Description of the task: Output every line of the data exactly as it appears.

Dataset entries:
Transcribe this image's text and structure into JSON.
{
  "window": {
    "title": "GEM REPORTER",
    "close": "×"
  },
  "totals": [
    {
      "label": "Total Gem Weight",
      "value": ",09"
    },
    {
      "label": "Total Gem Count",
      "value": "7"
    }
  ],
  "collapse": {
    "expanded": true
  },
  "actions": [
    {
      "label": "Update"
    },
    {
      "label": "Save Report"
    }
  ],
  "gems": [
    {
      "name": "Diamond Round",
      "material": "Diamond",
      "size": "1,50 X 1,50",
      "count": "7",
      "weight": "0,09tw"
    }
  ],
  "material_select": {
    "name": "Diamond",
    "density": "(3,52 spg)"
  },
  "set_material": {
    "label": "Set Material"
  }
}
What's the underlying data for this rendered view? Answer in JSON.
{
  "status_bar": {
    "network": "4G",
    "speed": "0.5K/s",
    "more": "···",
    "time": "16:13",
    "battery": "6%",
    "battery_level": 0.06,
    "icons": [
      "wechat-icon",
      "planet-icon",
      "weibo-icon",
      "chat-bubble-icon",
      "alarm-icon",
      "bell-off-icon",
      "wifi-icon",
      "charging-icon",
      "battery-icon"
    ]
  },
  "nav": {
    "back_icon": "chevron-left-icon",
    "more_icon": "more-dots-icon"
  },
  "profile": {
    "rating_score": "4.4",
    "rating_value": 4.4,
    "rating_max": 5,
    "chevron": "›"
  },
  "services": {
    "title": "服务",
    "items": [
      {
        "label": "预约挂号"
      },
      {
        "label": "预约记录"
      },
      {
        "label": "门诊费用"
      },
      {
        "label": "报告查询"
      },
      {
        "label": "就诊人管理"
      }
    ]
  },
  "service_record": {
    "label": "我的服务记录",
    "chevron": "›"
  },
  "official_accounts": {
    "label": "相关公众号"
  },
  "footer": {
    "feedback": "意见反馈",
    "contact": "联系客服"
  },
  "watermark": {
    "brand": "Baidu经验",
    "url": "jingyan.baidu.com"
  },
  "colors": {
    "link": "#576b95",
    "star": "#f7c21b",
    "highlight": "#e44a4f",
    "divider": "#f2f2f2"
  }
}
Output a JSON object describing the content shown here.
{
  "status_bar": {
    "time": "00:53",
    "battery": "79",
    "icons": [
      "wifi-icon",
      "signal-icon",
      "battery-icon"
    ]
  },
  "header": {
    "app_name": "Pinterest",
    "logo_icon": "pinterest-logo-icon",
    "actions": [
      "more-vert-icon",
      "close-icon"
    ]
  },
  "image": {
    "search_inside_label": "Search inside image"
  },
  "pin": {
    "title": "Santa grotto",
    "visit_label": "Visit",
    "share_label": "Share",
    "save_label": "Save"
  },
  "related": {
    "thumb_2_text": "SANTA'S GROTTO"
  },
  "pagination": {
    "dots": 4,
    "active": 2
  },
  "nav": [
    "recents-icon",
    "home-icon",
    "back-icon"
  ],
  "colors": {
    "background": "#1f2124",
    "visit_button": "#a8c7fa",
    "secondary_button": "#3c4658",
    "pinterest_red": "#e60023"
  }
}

Answer below:
Transcribe this image's text and structure into JSON.
{
  "window": {
    "title": "GEM REPORTER",
    "close": "×"
  },
  "totals": [
    {
      "label": "Total Gem Weight",
      "value": ",09"
    },
    {
      "label": "Total Gem Count",
      "value": "7"
    }
  ],
  "collapse": {
    "expanded": true
  },
  "actions": [
    {
      "label": "Update"
    },
    {
      "label": "Save Report"
    }
  ],
  "gems": [
    {
      "name": "Diamond Round",
      "material": "Diamond",
      "size": "1,50 X 1,50",
      "count": "7",
      "weight": "0,09tw"
    }
  ],
  "material_select": {
    "name": "Diamond",
    "density": "(3,52 spg)"
  },
  "set_material": {
    "label": "Set Material"
  }
}
What's the underlying data for this rendered view? Answer in JSON.
{
  "status_bar": {
    "network": "4G",
    "speed": "0.5K/s",
    "more": "···",
    "time": "16:13",
    "battery": "6%",
    "battery_level": 0.06,
    "icons": [
      "wechat-icon",
      "planet-icon",
      "weibo-icon",
      "chat-bubble-icon",
      "alarm-icon",
      "bell-off-icon",
      "wifi-icon",
      "charging-icon",
      "battery-icon"
    ]
  },
  "nav": {
    "back_icon": "chevron-left-icon",
    "more_icon": "more-dots-icon"
  },
  "profile": {
    "rating_score": "4.4",
    "rating_value": 4.4,
    "rating_max": 5,
    "chevron": "›"
  },
  "services": {
    "title": "服务",
    "items": [
      {
        "label": "预约挂号"
      },
      {
        "label": "预约记录"
      },
      {
        "label": "门诊费用"
      },
      {
        "label": "报告查询"
      },
      {
        "label": "就诊人管理"
      }
    ]
  },
  "service_record": {
    "label": "我的服务记录",
    "chevron": "›"
  },
  "official_accounts": {
    "label": "相关公众号"
  },
  "footer": {
    "feedback": "意见反馈",
    "contact": "联系客服"
  },
  "watermark": {
    "brand": "Baidu经验",
    "url": "jingyan.baidu.com"
  },
  "colors": {
    "link": "#576b95",
    "star": "#f7c21b",
    "highlight": "#e44a4f",
    "divider": "#f2f2f2"
  }
}
Output a JSON object describing the content shown here.
{
  "status_bar": {
    "time": "00:53",
    "battery": "79",
    "icons": [
      "wifi-icon",
      "signal-icon",
      "battery-icon"
    ]
  },
  "header": {
    "app_name": "Pinterest",
    "logo_icon": "pinterest-logo-icon",
    "actions": [
      "more-vert-icon",
      "close-icon"
    ]
  },
  "image": {
    "search_inside_label": "Search inside image"
  },
  "pin": {
    "title": "Santa grotto",
    "visit_label": "Visit",
    "share_label": "Share",
    "save_label": "Save"
  },
  "related": {
    "thumb_2_text": "SANTA'S GROTTO"
  },
  "pagination": {
    "dots": 4,
    "active": 2
  },
  "nav": [
    "recents-icon",
    "home-icon",
    "back-icon"
  ],
  "colors": {
    "background": "#1f2124",
    "visit_button": "#a8c7fa",
    "secondary_button": "#3c4658",
    "pinterest_red": "#e60023"
  }
}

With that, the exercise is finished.